The exercise asks you to copy every line below in which "Young" appears.

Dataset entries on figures
** begin **

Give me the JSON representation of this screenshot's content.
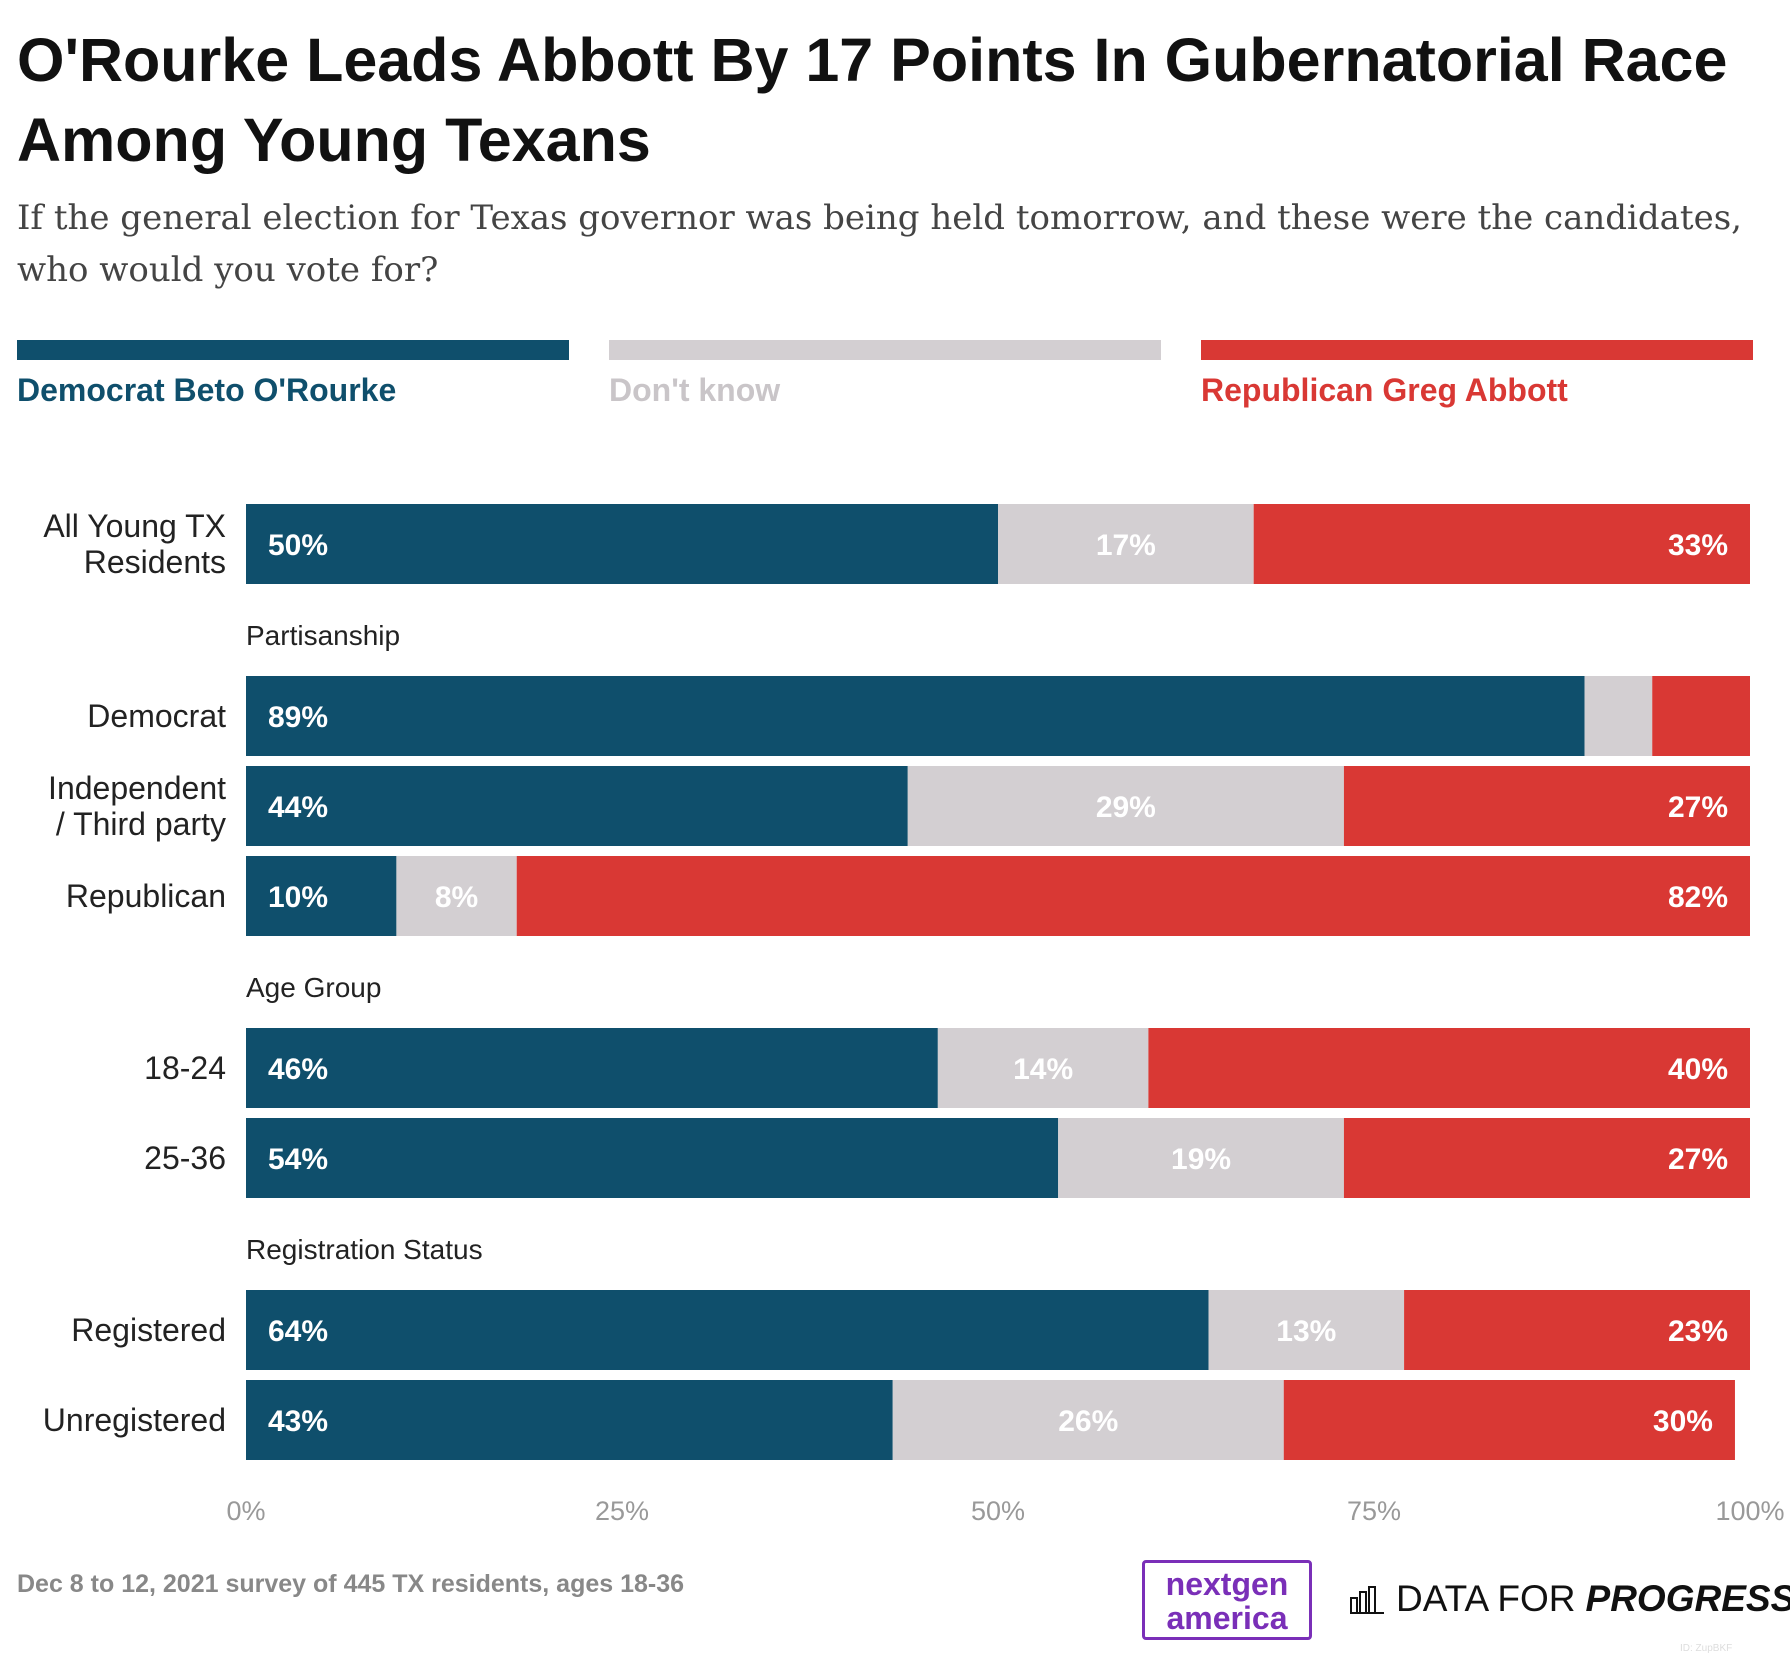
{
  "title": "O'Rourke Leads Abbott By 17 Points In Gubernatorial Race Among Young Texans",
  "subtitle": "If the general election for Texas governor was being held tomorrow, and these were the candidates, who would you vote for?",
  "legend": [
    {
      "label": "Democrat Beto O'Rourke",
      "color": "#0f4f6c"
    },
    {
      "label": "Don't know",
      "color": "#d3cfd2"
    },
    {
      "label": "Republican Greg Abbott",
      "color": "#d93834"
    }
  ],
  "footnote": "Dec 8 to 12, 2021 survey of 445 TX residents, ages 18-36",
  "logos": {
    "nextgen_line1": "nextgen",
    "nextgen_line2": "america",
    "dfp_regular": "DATA FOR",
    "dfp_bold": "PROGRESS"
  },
  "credit": "ID: ZupBKF",
  "chart_data": {
    "type": "bar",
    "orientation": "horizontal",
    "stacked": true,
    "xlim": [
      0,
      100
    ],
    "x_ticks": [
      "0%",
      "25%",
      "50%",
      "75%",
      "100%"
    ],
    "series_names": [
      "Democrat Beto O'Rourke",
      "Don't know",
      "Republican Greg Abbott"
    ],
    "series_colors": [
      "#0f4f6c",
      "#d3cfd2",
      "#d93834"
    ],
    "rows": [
      {
        "label": "All Young TX Residents",
        "group": "",
        "values": [
          50,
          17,
          33
        ],
        "labels": [
          "50%",
          "17%",
          "33%"
        ]
      },
      {
        "label": "Democrat",
        "group": "Partisanship",
        "values": [
          89,
          4.5,
          6.5
        ],
        "labels": [
          "89%",
          "",
          ""
        ]
      },
      {
        "label": "Independent / Third party",
        "group": "Partisanship",
        "values": [
          44,
          29,
          27
        ],
        "labels": [
          "44%",
          "29%",
          "27%"
        ]
      },
      {
        "label": "Republican",
        "group": "Partisanship",
        "values": [
          10,
          8,
          82
        ],
        "labels": [
          "10%",
          "8%",
          "82%"
        ]
      },
      {
        "label": "18-24",
        "group": "Age Group",
        "values": [
          46,
          14,
          40
        ],
        "labels": [
          "46%",
          "14%",
          "40%"
        ]
      },
      {
        "label": "25-36",
        "group": "Age Group",
        "values": [
          54,
          19,
          27
        ],
        "labels": [
          "54%",
          "19%",
          "27%"
        ]
      },
      {
        "label": "Registered",
        "group": "Registration Status",
        "values": [
          64,
          13,
          23
        ],
        "labels": [
          "64%",
          "13%",
          "23%"
        ]
      },
      {
        "label": "Unregistered",
        "group": "Registration Status",
        "values": [
          43,
          26,
          30
        ],
        "labels": [
          "43%",
          "26%",
          "30%"
        ]
      }
    ]
  }
}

** end **

### Solution to this task
  "title": "O'Rourke Leads Abbott By 17 Points In Gubernatorial Race Among Young Texans",
        "label": "All Young TX Residents",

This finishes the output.